[Data records]
"""
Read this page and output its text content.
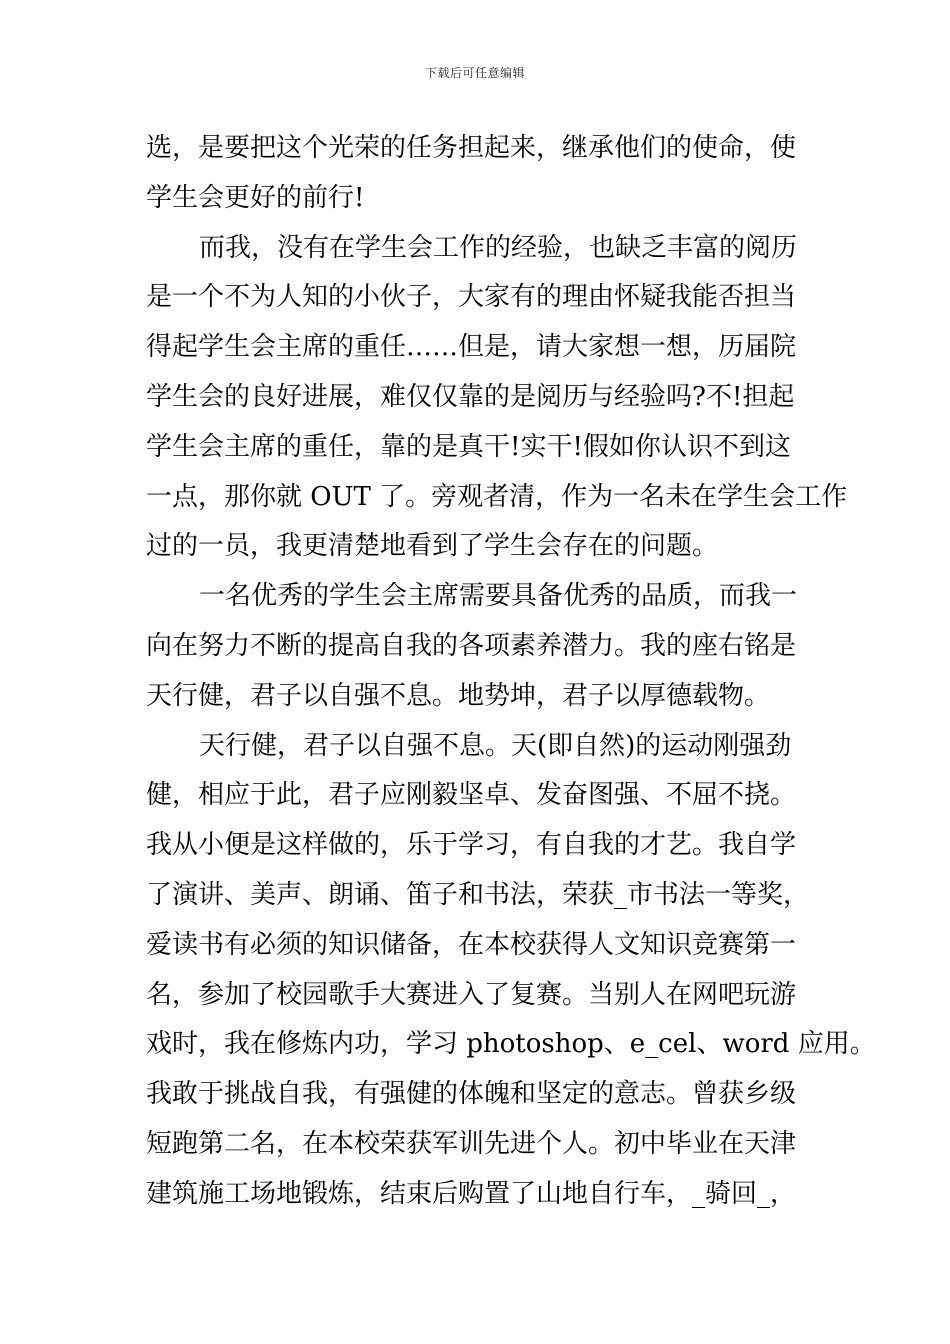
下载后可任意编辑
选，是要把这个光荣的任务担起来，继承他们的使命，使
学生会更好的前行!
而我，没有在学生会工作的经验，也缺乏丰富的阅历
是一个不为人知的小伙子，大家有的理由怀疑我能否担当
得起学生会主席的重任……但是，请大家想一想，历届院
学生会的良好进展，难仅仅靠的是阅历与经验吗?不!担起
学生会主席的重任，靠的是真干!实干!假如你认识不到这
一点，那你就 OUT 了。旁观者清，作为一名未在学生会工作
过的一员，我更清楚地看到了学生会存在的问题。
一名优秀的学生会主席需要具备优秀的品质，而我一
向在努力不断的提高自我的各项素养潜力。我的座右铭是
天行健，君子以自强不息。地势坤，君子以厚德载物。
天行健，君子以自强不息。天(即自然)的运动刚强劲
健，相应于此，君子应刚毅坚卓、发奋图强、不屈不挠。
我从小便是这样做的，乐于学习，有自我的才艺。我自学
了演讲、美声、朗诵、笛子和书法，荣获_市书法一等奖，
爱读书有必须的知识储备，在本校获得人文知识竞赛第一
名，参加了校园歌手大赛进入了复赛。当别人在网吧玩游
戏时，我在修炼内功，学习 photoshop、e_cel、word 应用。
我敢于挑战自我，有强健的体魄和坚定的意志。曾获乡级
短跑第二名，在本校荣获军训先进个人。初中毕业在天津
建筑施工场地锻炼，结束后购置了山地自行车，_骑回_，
"""
**Task brief:** Using the entries above, return each line that includes the word "君子以自强不息".

**The output:**
天行健，君子以自强不息。地势坤，君子以厚德载物。
天行健，君子以自强不息。天(即自然)的运动刚强劲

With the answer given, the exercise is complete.